◆ **What the exercise asks**
For the copy, please give all of the data again exactly and leave the pictures out.

◆ **Dataset records**

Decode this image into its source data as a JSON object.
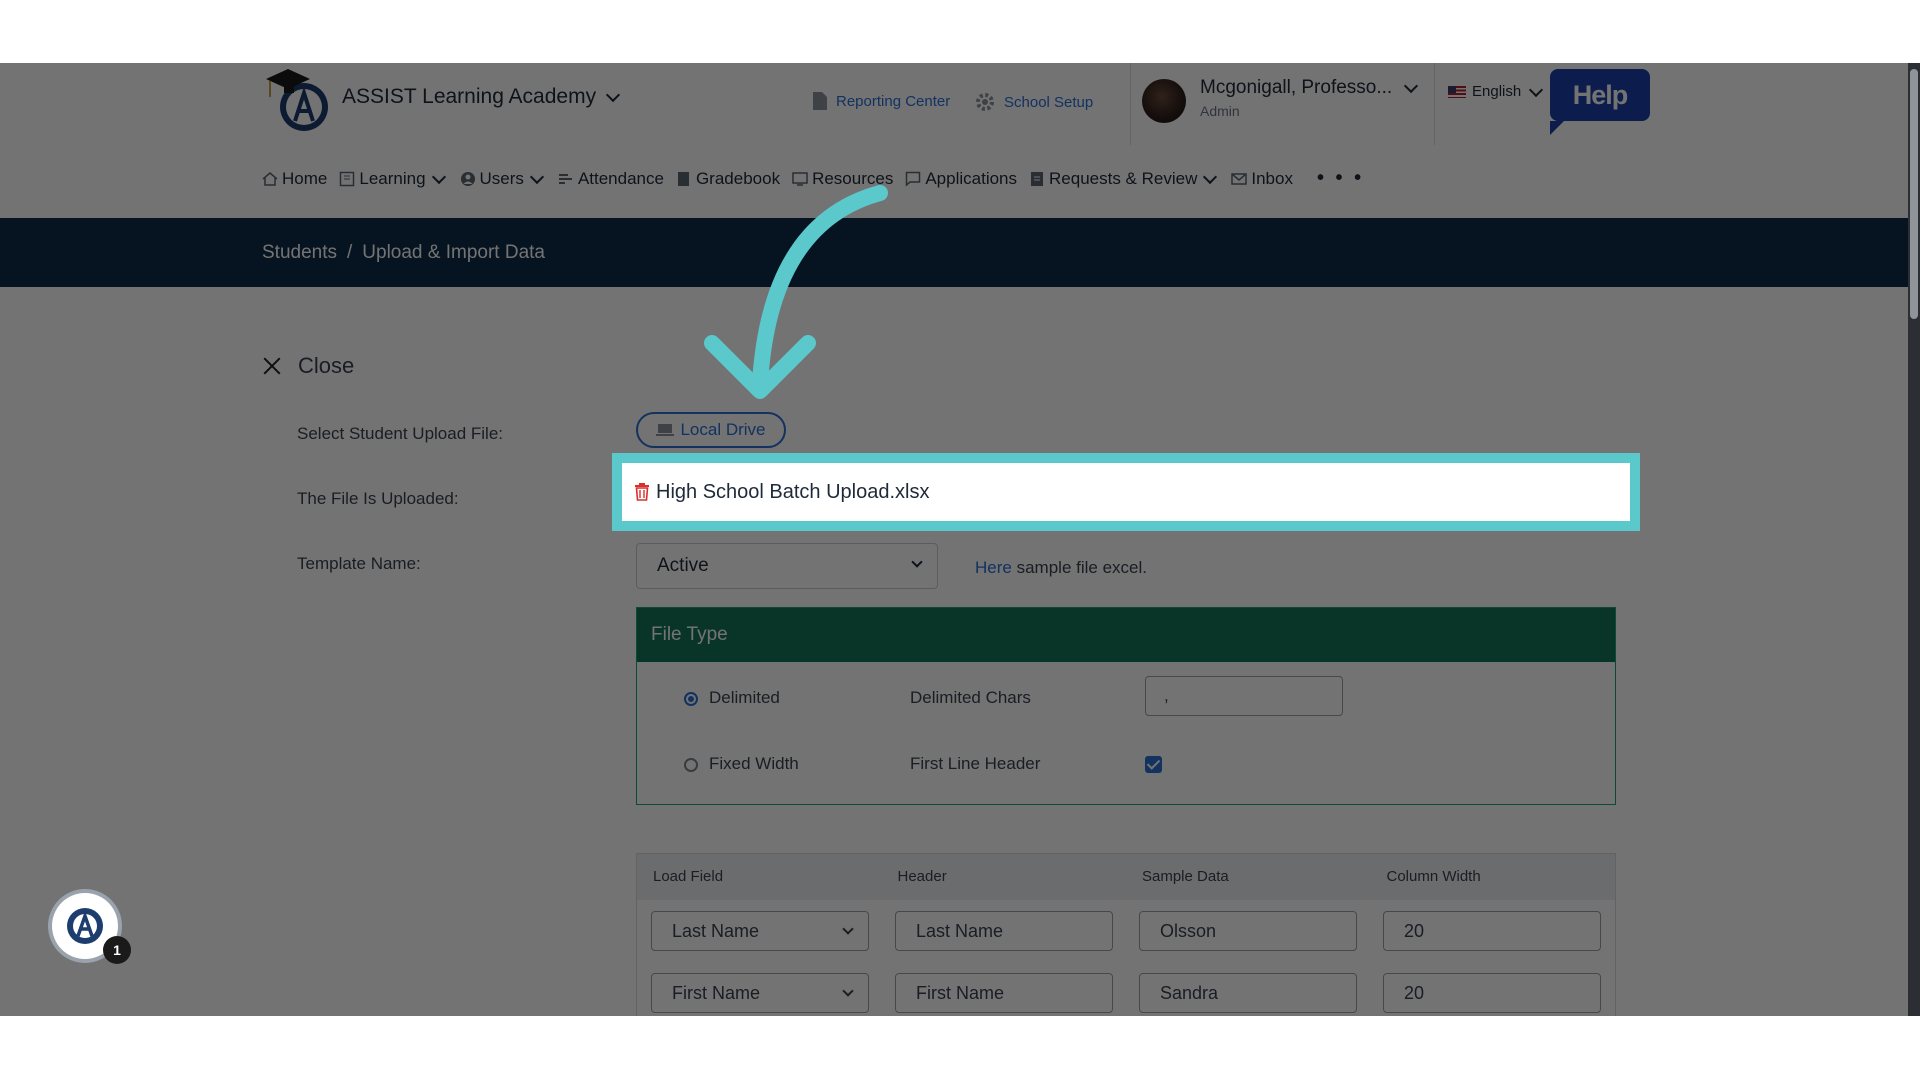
{
  "header": {
    "school_name": "ASSIST Learning Academy",
    "reporting_center": "Reporting Center",
    "school_setup": "School Setup",
    "user_name": "Mcgonigall, Professo...",
    "user_role": "Admin",
    "language": "English",
    "help": "Help"
  },
  "nav": {
    "items": [
      {
        "label": "Home"
      },
      {
        "label": "Learning"
      },
      {
        "label": "Users"
      },
      {
        "label": "Attendance"
      },
      {
        "label": "Gradebook"
      },
      {
        "label": "Resources"
      },
      {
        "label": "Applications"
      },
      {
        "label": "Requests & Review"
      },
      {
        "label": "Inbox"
      }
    ],
    "more": "• • •"
  },
  "breadcrumb": {
    "parent": "Students",
    "separator": "/",
    "current": "Upload & Import Data"
  },
  "form": {
    "close_label": "Close",
    "select_file_label": "Select Student Upload File:",
    "local_drive": "Local Drive",
    "uploaded_label": "The File Is Uploaded:",
    "file_name": "High School Batch Upload.xlsx",
    "template_label": "Template Name:",
    "template_value": "Active",
    "sample_link": "Here",
    "sample_text": "sample file excel."
  },
  "file_type": {
    "title": "File Type",
    "delimited": "Delimited",
    "fixed_width": "Fixed Width",
    "delimited_chars_label": "Delimited Chars",
    "delimited_chars_value": ",",
    "first_line_header_label": "First Line Header",
    "first_line_header_checked": true,
    "selected": "Delimited"
  },
  "mapping": {
    "headers": [
      "Load Field",
      "Header",
      "Sample Data",
      "Column Width"
    ],
    "rows": [
      {
        "load_field": "Last Name",
        "header": "Last Name",
        "sample": "Olsson",
        "width": "20"
      },
      {
        "load_field": "First Name",
        "header": "First Name",
        "sample": "Sandra",
        "width": "20"
      }
    ]
  },
  "chat": {
    "badge": "1"
  },
  "colors": {
    "accent": "#5bc8cc",
    "nav_bar": "#0e2a47",
    "panel_header": "#14755a",
    "link": "#2a6fd6"
  }
}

◆ **Expected answer**
Decode this image into its source data as a JSON object.
{
  "header": {
    "school_name": "ASSIST Learning Academy",
    "reporting_center": "Reporting Center",
    "school_setup": "School Setup",
    "user_name": "Mcgonigall, Professo...",
    "user_role": "Admin",
    "language": "English",
    "help": "Help"
  },
  "nav": {
    "items": [
      {
        "label": "Home"
      },
      {
        "label": "Learning"
      },
      {
        "label": "Users"
      },
      {
        "label": "Attendance"
      },
      {
        "label": "Gradebook"
      },
      {
        "label": "Resources"
      },
      {
        "label": "Applications"
      },
      {
        "label": "Requests & Review"
      },
      {
        "label": "Inbox"
      }
    ],
    "more": "• • •"
  },
  "breadcrumb": {
    "parent": "Students",
    "separator": "/",
    "current": "Upload & Import Data"
  },
  "form": {
    "close_label": "Close",
    "select_file_label": "Select Student Upload File:",
    "local_drive": "Local Drive",
    "uploaded_label": "The File Is Uploaded:",
    "file_name": "High School Batch Upload.xlsx",
    "template_label": "Template Name:",
    "template_value": "Active",
    "sample_link": "Here",
    "sample_text": "sample file excel."
  },
  "file_type": {
    "title": "File Type",
    "delimited": "Delimited",
    "fixed_width": "Fixed Width",
    "delimited_chars_label": "Delimited Chars",
    "delimited_chars_value": ",",
    "first_line_header_label": "First Line Header",
    "first_line_header_checked": true,
    "selected": "Delimited"
  },
  "mapping": {
    "headers": [
      "Load Field",
      "Header",
      "Sample Data",
      "Column Width"
    ],
    "rows": [
      {
        "load_field": "Last Name",
        "header": "Last Name",
        "sample": "Olsson",
        "width": "20"
      },
      {
        "load_field": "First Name",
        "header": "First Name",
        "sample": "Sandra",
        "width": "20"
      }
    ]
  },
  "chat": {
    "badge": "1"
  },
  "colors": {
    "accent": "#5bc8cc",
    "nav_bar": "#0e2a47",
    "panel_header": "#14755a",
    "link": "#2a6fd6"
  }
}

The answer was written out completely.